__WRITTEN EXERCISE__
Copy every line of the records below word for word, leaving out the pictures.

※

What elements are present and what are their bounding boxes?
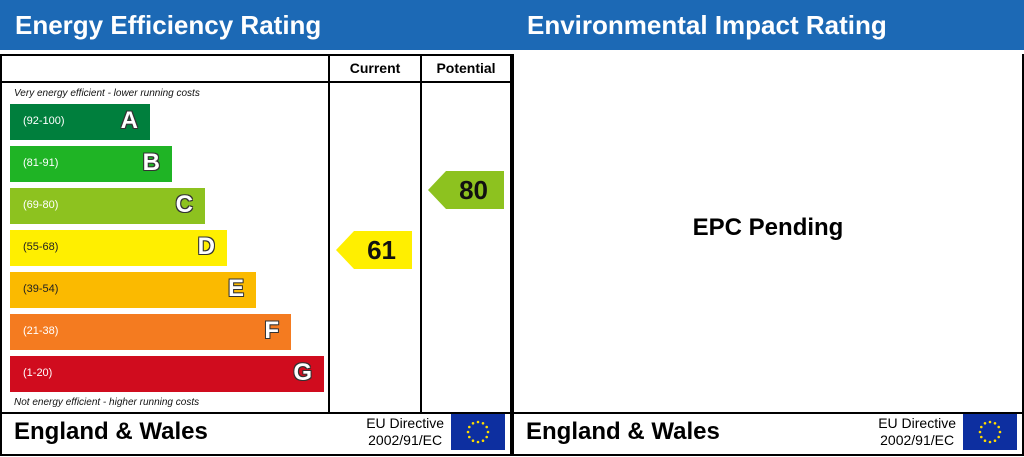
band-letter: B: [142, 149, 160, 176]
band-range: (81-91): [23, 157, 59, 169]
divider: [514, 412, 1022, 414]
divider: [328, 56, 330, 414]
band-letter: D: [197, 233, 215, 260]
band-letter: C: [175, 191, 193, 218]
band-a: (92-100) A: [10, 104, 150, 140]
environmental-impact-title: Environmental Impact Rating: [512, 0, 1024, 50]
band-e: (39-54) E: [10, 272, 256, 308]
eu-directive: EU Directive 2002/91/EC: [878, 415, 956, 449]
energy-efficiency-title: Energy Efficiency Rating: [0, 0, 512, 50]
environmental-impact-panel: EPC Pending England & Wales EU Directive…: [512, 54, 1024, 456]
band-range: (21-38): [23, 325, 59, 337]
band-range: (1-20): [23, 367, 53, 379]
band-b: (81-91) B: [10, 146, 172, 182]
band-g: (1-20) G: [10, 356, 324, 392]
energy-efficiency-panel: Current Potential Very energy efficient …: [0, 54, 512, 456]
band-letter: G: [293, 359, 312, 386]
band-letter: E: [227, 275, 244, 302]
potential-rating-arrow: 80: [428, 171, 504, 209]
footer: England & Wales EU Directive 2002/91/EC: [514, 412, 1022, 454]
divider: [420, 56, 422, 414]
region-label: England & Wales: [14, 418, 208, 445]
divider: [2, 81, 510, 83]
band-d: (55-68) D: [10, 230, 227, 266]
band-range: (92-100): [23, 115, 65, 127]
band-range: (69-80): [23, 199, 59, 211]
current-rating-arrow: 61: [336, 231, 412, 269]
directive-line2: 2002/91/EC: [368, 432, 443, 448]
current-column-header: Current: [328, 56, 420, 81]
directive-line1: EU Directive: [878, 415, 956, 431]
eu-directive: EU Directive 2002/91/EC: [366, 415, 444, 449]
epc-pending-status: EPC Pending: [692, 214, 844, 241]
top-caption: Very energy efficient - lower running co…: [14, 88, 200, 99]
potential-column-header: Potential: [420, 56, 510, 81]
band-c: (69-80) C: [10, 188, 205, 224]
region-label: England & Wales: [526, 418, 720, 445]
footer: England & Wales EU Directive 2002/91/EC: [2, 412, 510, 454]
band-range: (39-54): [23, 283, 59, 295]
band-f: (21-38) F: [10, 314, 291, 350]
band-range: (55-68): [23, 241, 59, 253]
bottom-caption: Not energy efficient - higher running co…: [14, 397, 200, 408]
band-letter: F: [264, 317, 279, 344]
directive-line2: 2002/91/EC: [880, 432, 955, 448]
directive-line1: EU Directive: [366, 415, 444, 431]
eu-flag-icon: [451, 414, 505, 450]
eu-flag-icon: [963, 414, 1017, 450]
divider: [2, 412, 510, 414]
band-letter: A: [120, 107, 138, 134]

※

__RESPONSE__
What elements are present and what are their bounding boxes?
band-letter: B: [142, 149, 160, 176]
band-range: (81-91): [23, 157, 59, 169]
divider: [514, 412, 1022, 414]
divider: [328, 56, 330, 414]
band-letter: D: [197, 233, 215, 260]
band-letter: C: [175, 191, 193, 218]
band-a: (92-100) A: [10, 104, 150, 140]
environmental-impact-title: Environmental Impact Rating: [512, 0, 1024, 50]
band-e: (39-54) E: [10, 272, 256, 308]
eu-directive: EU Directive 2002/91/EC: [878, 415, 956, 449]
energy-efficiency-title: Energy Efficiency Rating: [0, 0, 512, 50]
environmental-impact-panel: EPC Pending England & Wales EU Directive…: [512, 54, 1024, 456]
band-range: (21-38): [23, 325, 59, 337]
band-range: (1-20): [23, 367, 53, 379]
band-b: (81-91) B: [10, 146, 172, 182]
band-g: (1-20) G: [10, 356, 324, 392]
energy-efficiency-panel: Current Potential Very energy efficient …: [0, 54, 512, 456]
band-letter: G: [293, 359, 312, 386]
band-letter: E: [227, 275, 244, 302]
potential-rating-arrow: 80: [428, 171, 504, 209]
footer: England & Wales EU Directive 2002/91/EC: [514, 412, 1022, 454]
divider: [420, 56, 422, 414]
region-label: England & Wales: [14, 418, 208, 445]
divider: [2, 81, 510, 83]
band-d: (55-68) D: [10, 230, 227, 266]
band-range: (92-100): [23, 115, 65, 127]
band-range: (69-80): [23, 199, 59, 211]
current-rating-arrow: 61: [336, 231, 412, 269]
directive-line2: 2002/91/EC: [368, 432, 443, 448]
current-column-header: Current: [328, 56, 420, 81]
directive-line1: EU Directive: [878, 415, 956, 431]
eu-directive: EU Directive 2002/91/EC: [366, 415, 444, 449]
epc-pending-status: EPC Pending: [692, 214, 844, 241]
top-caption: Very energy efficient - lower running co…: [14, 88, 200, 99]
potential-column-header: Potential: [420, 56, 510, 81]
band-c: (69-80) C: [10, 188, 205, 224]
region-label: England & Wales: [526, 418, 720, 445]
footer: England & Wales EU Directive 2002/91/EC: [2, 412, 510, 454]
band-range: (39-54): [23, 283, 59, 295]
band-f: (21-38) F: [10, 314, 291, 350]
band-range: (55-68): [23, 241, 59, 253]
bottom-caption: Not energy efficient - higher running co…: [14, 397, 200, 408]
band-letter: F: [264, 317, 279, 344]
directive-line2: 2002/91/EC: [880, 432, 955, 448]
directive-line1: EU Directive: [366, 415, 444, 431]
eu-flag-icon: [451, 414, 505, 450]
eu-flag-icon: [963, 414, 1017, 450]
divider: [2, 412, 510, 414]
band-letter: A: [120, 107, 138, 134]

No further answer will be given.